Input rows:
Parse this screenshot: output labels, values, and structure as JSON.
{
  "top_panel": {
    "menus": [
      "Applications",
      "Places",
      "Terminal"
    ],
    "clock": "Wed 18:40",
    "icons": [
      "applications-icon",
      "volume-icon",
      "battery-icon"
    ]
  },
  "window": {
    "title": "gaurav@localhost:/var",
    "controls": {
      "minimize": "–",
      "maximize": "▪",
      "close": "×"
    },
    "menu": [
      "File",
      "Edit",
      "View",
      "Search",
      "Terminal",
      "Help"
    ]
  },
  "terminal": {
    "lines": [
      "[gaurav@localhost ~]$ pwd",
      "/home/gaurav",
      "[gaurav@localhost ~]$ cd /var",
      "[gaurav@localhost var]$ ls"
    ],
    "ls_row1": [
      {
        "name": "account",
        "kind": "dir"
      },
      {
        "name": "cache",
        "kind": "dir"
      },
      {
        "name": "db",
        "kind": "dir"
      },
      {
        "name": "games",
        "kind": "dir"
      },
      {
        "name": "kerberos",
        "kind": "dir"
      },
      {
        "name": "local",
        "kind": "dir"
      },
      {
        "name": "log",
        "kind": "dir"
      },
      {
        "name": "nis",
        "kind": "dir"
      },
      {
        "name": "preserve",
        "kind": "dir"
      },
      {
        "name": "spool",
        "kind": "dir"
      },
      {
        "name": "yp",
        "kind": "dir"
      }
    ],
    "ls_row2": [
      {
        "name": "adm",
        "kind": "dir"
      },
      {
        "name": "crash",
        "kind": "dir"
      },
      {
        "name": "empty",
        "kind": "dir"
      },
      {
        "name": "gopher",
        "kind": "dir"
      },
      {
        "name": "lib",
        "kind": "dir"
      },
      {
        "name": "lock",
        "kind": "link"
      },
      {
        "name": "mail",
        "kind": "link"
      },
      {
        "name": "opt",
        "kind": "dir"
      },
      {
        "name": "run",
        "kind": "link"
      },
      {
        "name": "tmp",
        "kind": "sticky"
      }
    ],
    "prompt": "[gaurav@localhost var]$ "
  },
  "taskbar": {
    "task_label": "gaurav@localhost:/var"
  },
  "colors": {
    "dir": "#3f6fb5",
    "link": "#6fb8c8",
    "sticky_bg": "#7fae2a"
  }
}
==
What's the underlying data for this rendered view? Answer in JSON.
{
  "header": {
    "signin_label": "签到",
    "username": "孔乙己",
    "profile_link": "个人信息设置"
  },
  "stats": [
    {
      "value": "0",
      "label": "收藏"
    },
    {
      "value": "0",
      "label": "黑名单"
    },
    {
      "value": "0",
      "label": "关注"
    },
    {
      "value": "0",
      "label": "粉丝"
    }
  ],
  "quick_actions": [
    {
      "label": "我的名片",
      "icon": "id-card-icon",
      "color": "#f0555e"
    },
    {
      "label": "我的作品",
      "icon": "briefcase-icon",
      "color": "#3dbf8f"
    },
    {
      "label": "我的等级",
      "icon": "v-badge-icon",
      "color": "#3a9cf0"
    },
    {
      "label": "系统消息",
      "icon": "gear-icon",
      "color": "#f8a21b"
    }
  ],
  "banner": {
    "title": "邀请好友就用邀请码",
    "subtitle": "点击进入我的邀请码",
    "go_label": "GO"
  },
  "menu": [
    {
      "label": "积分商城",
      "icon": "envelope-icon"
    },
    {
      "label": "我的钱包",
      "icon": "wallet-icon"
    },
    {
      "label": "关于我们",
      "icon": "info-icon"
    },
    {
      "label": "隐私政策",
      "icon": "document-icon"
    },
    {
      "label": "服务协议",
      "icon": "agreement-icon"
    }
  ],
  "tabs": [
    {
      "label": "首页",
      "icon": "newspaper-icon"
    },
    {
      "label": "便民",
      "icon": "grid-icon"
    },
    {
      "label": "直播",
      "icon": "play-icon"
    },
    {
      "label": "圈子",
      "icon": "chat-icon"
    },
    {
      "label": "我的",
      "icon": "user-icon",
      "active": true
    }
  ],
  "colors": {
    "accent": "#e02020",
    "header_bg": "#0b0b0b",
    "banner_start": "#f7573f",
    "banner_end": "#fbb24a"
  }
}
...
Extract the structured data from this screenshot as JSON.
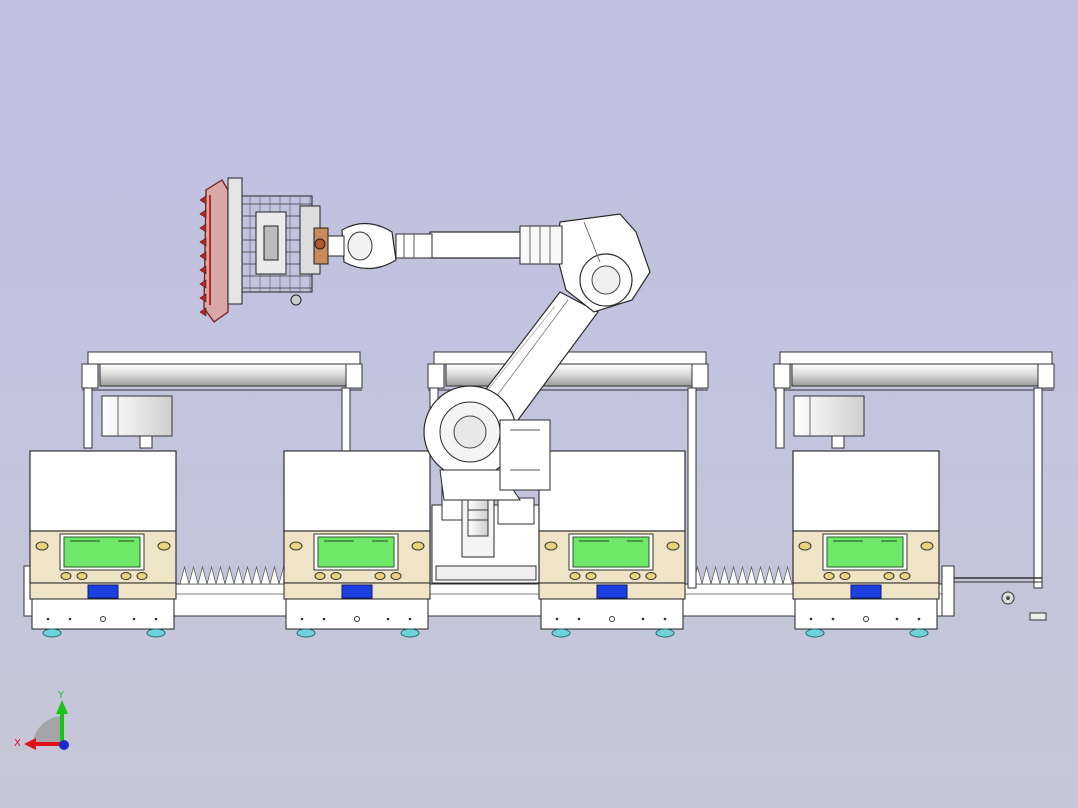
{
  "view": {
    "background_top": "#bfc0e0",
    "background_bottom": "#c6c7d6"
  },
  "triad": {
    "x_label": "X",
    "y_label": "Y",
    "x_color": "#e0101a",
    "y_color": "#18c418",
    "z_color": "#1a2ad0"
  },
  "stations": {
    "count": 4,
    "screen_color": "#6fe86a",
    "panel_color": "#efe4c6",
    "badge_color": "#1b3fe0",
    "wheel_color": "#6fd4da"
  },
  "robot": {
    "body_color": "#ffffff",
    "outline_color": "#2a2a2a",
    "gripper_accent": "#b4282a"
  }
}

Goal: Only lines with the string "localhost" belong in your answer; copy each one.

Result of this exercise:
    "title": "gaurav@localhost:/var",
      "[gaurav@localhost ~]$ pwd",
      "[gaurav@localhost ~]$ cd /var",
      "[gaurav@localhost var]$ ls"
    "prompt": "[gaurav@localhost var]$ "
    "task_label": "gaurav@localhost:/var"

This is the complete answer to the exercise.